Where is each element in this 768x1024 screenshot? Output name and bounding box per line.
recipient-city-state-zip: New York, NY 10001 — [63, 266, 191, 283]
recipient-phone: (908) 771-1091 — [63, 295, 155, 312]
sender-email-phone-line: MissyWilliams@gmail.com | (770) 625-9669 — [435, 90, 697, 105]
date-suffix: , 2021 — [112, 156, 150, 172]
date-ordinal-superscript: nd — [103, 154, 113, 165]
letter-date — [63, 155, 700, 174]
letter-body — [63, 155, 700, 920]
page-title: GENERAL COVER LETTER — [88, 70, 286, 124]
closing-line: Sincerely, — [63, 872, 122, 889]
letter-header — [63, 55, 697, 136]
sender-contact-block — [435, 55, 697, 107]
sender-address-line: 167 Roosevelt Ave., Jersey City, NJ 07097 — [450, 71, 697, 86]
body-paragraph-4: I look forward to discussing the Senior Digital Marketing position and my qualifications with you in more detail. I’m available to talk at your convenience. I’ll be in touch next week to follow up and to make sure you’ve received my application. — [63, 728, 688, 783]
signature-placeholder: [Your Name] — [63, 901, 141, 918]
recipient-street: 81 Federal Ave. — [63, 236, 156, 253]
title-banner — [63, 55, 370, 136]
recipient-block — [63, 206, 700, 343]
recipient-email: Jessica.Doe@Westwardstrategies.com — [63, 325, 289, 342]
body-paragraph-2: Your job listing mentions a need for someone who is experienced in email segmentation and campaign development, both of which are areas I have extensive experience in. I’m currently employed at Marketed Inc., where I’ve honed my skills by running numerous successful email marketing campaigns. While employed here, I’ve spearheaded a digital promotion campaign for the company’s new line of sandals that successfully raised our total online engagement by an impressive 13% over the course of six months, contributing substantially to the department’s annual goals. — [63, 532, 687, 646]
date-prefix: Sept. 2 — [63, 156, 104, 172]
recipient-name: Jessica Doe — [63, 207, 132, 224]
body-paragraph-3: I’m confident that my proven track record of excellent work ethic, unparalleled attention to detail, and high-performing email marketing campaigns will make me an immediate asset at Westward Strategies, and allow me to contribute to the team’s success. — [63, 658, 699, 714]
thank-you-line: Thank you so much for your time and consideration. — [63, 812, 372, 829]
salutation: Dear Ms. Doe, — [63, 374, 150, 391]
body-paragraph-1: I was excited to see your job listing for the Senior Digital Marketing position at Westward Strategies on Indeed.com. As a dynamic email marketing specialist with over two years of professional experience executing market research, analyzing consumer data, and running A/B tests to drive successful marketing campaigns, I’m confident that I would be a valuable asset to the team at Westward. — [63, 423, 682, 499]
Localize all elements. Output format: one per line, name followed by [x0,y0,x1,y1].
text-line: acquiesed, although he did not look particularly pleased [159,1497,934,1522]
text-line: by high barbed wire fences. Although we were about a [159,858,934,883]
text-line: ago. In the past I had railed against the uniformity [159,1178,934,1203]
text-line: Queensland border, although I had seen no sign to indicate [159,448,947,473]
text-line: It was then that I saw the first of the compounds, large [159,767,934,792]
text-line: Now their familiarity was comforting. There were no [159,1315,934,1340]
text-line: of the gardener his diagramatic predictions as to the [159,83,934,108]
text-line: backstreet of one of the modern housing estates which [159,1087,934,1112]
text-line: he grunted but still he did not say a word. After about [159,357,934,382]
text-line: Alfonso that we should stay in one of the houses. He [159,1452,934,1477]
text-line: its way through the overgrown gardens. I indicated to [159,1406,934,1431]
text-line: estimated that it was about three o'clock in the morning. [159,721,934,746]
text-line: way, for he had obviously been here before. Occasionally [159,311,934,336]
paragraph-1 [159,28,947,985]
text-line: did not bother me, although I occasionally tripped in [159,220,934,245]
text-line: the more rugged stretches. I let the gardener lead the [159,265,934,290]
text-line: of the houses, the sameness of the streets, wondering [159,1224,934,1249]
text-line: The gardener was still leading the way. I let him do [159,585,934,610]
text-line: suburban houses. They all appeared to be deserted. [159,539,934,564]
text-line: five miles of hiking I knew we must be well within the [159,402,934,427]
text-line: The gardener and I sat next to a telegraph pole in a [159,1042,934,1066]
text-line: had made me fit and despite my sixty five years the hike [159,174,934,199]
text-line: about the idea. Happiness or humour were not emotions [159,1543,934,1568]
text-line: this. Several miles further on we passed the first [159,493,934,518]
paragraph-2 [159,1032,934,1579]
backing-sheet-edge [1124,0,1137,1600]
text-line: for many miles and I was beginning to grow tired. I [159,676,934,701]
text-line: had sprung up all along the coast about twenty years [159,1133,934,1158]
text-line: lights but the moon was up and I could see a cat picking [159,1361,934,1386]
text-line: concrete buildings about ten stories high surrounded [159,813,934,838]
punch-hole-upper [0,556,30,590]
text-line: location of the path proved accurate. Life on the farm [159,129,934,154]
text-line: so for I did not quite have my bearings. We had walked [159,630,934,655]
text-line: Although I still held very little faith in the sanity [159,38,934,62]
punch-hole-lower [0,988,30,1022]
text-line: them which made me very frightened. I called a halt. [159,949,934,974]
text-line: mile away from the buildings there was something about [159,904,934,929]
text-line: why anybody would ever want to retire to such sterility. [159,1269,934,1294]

-*-*-

Write out the items above, from the first line through the line that contains "body-paragraph-4: I look", with both of those lines included and every line unchanged.

Where is each element in this 768x1024 screenshot? Output name and bounding box per line.
recipient-city-state-zip: New York, NY 10001 — [63, 266, 191, 283]
recipient-phone: (908) 771-1091 — [63, 295, 155, 312]
sender-email-phone-line: MissyWilliams@gmail.com | (770) 625-9669 — [435, 90, 697, 105]
date-suffix: , 2021 — [112, 156, 150, 172]
date-ordinal-superscript: nd — [103, 154, 113, 165]
letter-date — [63, 155, 700, 174]
letter-body — [63, 155, 700, 920]
page-title: GENERAL COVER LETTER — [88, 70, 286, 124]
closing-line: Sincerely, — [63, 872, 122, 889]
letter-header — [63, 55, 697, 136]
sender-contact-block — [435, 55, 697, 107]
sender-address-line: 167 Roosevelt Ave., Jersey City, NJ 07097 — [450, 71, 697, 86]
body-paragraph-4: I look forward to discussing the Senior Digital Marketing position and my qualifications with you in more detail. I’m available to talk at your convenience. I’ll be in touch next week to follow up and to make sure you’ve received my application. — [63, 728, 688, 783]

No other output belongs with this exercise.